## Task requirements
Copy all of the material below exactly.

-------- Material provided --------

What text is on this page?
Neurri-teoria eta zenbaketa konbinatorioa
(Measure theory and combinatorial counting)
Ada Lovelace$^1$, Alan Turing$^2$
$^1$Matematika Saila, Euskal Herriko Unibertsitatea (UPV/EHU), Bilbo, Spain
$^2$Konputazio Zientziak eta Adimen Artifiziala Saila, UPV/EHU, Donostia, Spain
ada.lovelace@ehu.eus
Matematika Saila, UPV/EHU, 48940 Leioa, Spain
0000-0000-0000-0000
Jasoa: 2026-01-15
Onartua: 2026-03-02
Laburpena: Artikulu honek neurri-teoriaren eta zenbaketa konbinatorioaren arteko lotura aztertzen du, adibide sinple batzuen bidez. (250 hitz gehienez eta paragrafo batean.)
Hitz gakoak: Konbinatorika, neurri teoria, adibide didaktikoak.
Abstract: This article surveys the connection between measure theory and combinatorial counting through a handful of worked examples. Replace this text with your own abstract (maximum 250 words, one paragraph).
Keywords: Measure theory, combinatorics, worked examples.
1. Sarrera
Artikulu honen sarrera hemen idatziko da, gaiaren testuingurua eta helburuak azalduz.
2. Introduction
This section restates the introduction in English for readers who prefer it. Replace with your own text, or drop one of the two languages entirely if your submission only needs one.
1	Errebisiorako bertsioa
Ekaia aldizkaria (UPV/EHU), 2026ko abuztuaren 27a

--------

## Worked solution
What text is on this page?
Neurri-teoria eta zenbaketa konbinatorioa
(Measure theory and combinatorial counting)
Ada Lovelace$^1$, Alan Turing$^2$
$^1$Matematika Saila, Euskal Herriko Unibertsitatea (UPV/EHU), Bilbo, Spain
$^2$Konputazio Zientziak eta Adimen Artifiziala Saila, UPV/EHU, Donostia, Spain
ada.lovelace@ehu.eus
Matematika Saila, UPV/EHU, 48940 Leioa, Spain
0000-0000-0000-0000
Jasoa: 2026-01-15
Onartua: 2026-03-02
Laburpena: Artikulu honek neurri-teoriaren eta zenbaketa konbinatorioaren arteko lotura aztertzen du, adibide sinple batzuen bidez. (250 hitz gehienez eta paragrafo batean.)
Hitz gakoak: Konbinatorika, neurri teoria, adibide didaktikoak.
Abstract: This article surveys the connection between measure theory and combinatorial counting through a handful of worked examples. Replace this text with your own abstract (maximum 250 words, one paragraph).
Keywords: Measure theory, combinatorics, worked examples.
1. Sarrera
Artikulu honen sarrera hemen idatziko da, gaiaren testuingurua eta helburuak azalduz.
2. Introduction
This section restates the introduction in English for readers who prefer it. Replace with your own text, or drop one of the two languages entirely if your submission only needs one.
1	Errebisiorako bertsioa
Ekaia aldizkaria (UPV/EHU), 2026ko abuztuaren 27a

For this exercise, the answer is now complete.